> [Instruction]:
Extract verbatim the entries from the very beginning through the line containing "103, 1449, 131]", including both the first line and that final line.

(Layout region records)
--

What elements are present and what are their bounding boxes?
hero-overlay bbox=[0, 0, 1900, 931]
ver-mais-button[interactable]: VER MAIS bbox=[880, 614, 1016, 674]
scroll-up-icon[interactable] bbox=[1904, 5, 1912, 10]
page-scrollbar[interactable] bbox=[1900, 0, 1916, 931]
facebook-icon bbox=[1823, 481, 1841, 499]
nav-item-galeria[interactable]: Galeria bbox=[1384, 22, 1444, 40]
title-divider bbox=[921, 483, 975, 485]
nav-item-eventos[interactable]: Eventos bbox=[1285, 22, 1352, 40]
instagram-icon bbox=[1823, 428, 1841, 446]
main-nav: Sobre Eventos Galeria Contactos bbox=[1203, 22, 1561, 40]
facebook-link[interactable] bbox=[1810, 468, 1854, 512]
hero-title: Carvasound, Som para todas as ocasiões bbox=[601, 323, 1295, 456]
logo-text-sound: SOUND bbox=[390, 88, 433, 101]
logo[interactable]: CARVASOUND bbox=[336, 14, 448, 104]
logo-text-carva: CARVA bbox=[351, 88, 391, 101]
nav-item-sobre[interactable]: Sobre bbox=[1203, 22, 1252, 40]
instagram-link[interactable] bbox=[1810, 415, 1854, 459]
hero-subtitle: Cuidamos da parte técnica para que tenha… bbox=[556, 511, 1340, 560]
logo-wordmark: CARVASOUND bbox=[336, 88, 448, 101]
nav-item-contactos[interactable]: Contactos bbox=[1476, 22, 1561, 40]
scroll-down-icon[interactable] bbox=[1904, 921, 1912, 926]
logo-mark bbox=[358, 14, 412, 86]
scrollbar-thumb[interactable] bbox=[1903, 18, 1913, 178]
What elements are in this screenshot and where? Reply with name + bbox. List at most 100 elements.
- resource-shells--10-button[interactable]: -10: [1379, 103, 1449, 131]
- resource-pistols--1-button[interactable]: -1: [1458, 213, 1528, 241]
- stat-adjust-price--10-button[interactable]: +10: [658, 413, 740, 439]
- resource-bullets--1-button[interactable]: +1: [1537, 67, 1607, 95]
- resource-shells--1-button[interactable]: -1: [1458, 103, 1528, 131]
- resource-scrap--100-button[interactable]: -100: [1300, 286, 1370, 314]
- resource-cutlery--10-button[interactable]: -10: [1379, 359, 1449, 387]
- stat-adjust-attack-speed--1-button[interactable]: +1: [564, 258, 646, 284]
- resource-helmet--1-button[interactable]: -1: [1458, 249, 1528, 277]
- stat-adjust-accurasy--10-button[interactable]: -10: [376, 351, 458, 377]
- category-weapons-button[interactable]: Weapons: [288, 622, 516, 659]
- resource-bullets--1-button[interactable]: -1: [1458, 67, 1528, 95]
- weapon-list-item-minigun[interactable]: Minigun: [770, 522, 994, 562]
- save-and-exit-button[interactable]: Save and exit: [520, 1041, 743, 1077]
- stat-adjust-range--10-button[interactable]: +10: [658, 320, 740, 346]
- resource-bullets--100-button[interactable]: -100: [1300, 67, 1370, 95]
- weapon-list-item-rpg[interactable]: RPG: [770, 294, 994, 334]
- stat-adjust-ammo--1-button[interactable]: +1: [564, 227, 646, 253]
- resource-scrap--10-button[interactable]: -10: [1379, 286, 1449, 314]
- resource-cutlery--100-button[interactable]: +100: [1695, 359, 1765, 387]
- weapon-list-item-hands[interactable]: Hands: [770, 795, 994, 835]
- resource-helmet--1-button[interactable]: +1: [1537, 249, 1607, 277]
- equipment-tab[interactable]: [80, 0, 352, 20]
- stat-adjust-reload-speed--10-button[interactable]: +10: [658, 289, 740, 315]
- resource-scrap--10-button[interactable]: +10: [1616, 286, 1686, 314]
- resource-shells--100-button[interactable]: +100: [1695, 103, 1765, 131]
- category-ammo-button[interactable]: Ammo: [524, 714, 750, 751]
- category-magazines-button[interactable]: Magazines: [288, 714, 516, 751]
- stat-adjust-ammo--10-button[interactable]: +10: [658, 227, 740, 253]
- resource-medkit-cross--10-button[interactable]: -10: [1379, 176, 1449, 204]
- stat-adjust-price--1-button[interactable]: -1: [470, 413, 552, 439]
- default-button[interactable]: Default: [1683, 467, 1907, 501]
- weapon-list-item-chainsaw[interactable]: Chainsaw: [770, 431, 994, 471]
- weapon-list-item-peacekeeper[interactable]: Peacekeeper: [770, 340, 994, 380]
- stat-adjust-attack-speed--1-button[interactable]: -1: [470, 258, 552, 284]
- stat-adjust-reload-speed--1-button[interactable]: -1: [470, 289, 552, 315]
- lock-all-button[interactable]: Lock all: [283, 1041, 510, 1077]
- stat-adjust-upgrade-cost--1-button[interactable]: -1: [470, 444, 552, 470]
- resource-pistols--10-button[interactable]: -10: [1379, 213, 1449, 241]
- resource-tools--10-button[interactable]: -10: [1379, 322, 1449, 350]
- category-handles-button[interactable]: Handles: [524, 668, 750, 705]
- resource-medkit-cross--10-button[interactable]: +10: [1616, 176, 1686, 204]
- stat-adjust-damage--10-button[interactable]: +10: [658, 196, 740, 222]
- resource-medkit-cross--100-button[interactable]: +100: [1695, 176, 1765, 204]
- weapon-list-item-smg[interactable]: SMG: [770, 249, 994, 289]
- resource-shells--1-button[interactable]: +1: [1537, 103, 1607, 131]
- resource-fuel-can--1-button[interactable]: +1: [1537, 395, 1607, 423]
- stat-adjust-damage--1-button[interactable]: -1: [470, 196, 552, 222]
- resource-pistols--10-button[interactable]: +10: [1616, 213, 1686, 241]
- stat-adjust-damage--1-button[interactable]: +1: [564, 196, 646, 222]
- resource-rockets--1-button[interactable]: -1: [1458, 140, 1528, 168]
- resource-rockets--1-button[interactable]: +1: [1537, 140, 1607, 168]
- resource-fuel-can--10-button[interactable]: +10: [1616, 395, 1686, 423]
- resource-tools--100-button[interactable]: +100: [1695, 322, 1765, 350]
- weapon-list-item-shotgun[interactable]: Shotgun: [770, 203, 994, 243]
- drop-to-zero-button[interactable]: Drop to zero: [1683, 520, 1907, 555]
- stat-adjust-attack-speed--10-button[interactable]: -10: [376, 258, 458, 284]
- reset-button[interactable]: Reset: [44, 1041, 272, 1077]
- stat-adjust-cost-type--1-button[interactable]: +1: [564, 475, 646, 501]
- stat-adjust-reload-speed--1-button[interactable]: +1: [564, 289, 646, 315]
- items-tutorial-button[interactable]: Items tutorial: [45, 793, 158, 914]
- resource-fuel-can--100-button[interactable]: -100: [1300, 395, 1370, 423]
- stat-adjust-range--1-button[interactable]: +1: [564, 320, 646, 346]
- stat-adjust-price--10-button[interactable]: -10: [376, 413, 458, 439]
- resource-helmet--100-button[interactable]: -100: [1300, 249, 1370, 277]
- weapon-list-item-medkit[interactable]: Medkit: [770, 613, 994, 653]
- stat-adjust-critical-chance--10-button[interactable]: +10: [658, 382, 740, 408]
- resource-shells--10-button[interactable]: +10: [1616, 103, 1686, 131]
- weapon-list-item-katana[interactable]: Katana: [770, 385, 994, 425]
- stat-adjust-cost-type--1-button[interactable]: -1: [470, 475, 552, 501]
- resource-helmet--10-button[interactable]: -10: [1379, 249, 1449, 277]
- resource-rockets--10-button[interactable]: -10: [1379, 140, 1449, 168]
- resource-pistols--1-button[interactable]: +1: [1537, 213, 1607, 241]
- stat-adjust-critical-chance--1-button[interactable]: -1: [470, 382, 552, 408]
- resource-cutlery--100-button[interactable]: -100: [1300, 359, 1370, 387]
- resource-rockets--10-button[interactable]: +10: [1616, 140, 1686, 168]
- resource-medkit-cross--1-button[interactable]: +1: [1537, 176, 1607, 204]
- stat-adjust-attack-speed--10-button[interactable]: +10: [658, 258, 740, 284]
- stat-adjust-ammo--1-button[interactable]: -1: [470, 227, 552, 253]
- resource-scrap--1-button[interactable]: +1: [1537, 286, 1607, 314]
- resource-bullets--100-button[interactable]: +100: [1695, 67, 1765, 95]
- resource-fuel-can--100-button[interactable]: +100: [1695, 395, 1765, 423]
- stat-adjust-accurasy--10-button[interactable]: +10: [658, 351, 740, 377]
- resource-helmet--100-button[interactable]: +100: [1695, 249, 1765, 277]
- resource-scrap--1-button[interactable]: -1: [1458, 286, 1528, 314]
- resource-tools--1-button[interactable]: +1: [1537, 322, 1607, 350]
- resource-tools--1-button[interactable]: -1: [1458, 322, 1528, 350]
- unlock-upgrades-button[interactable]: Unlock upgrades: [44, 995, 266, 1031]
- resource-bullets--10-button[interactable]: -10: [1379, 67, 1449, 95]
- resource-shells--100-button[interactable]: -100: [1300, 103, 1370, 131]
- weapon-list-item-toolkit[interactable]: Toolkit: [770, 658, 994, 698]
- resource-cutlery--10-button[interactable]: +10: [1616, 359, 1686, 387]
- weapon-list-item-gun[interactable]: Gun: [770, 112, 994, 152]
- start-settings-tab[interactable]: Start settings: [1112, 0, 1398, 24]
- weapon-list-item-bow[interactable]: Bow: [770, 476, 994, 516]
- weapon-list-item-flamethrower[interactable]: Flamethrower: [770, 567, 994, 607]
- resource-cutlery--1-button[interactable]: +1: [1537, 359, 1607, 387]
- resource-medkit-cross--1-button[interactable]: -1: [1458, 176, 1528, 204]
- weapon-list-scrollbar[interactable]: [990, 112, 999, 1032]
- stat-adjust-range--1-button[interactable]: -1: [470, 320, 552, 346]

--

> [The response]:
What elements are present and what are their bounding boxes?
hero-overlay bbox=[0, 0, 1900, 931]
ver-mais-button[interactable]: VER MAIS bbox=[880, 614, 1016, 674]
scroll-up-icon[interactable] bbox=[1904, 5, 1912, 10]
page-scrollbar[interactable] bbox=[1900, 0, 1916, 931]
facebook-icon bbox=[1823, 481, 1841, 499]
nav-item-galeria[interactable]: Galeria bbox=[1384, 22, 1444, 40]
title-divider bbox=[921, 483, 975, 485]
nav-item-eventos[interactable]: Eventos bbox=[1285, 22, 1352, 40]
instagram-icon bbox=[1823, 428, 1841, 446]
main-nav: Sobre Eventos Galeria Contactos bbox=[1203, 22, 1561, 40]
facebook-link[interactable] bbox=[1810, 468, 1854, 512]
hero-title: Carvasound, Som para todas as ocasiões bbox=[601, 323, 1295, 456]
logo-text-sound: SOUND bbox=[390, 88, 433, 101]
logo[interactable]: CARVASOUND bbox=[336, 14, 448, 104]
logo-text-carva: CARVA bbox=[351, 88, 391, 101]
nav-item-sobre[interactable]: Sobre bbox=[1203, 22, 1252, 40]
instagram-link[interactable] bbox=[1810, 415, 1854, 459]
hero-subtitle: Cuidamos da parte técnica para que tenha… bbox=[556, 511, 1340, 560]
logo-wordmark: CARVASOUND bbox=[336, 88, 448, 101]
nav-item-contactos[interactable]: Contactos bbox=[1476, 22, 1561, 40]
scroll-down-icon[interactable] bbox=[1904, 921, 1912, 926]
logo-mark bbox=[358, 14, 412, 86]
scrollbar-thumb[interactable] bbox=[1903, 18, 1913, 178]
What elements are in this screenshot and where? Reply with name + bbox. List at most 100 elements.
- resource-shells--10-button[interactable]: -10: [1379, 103, 1449, 131]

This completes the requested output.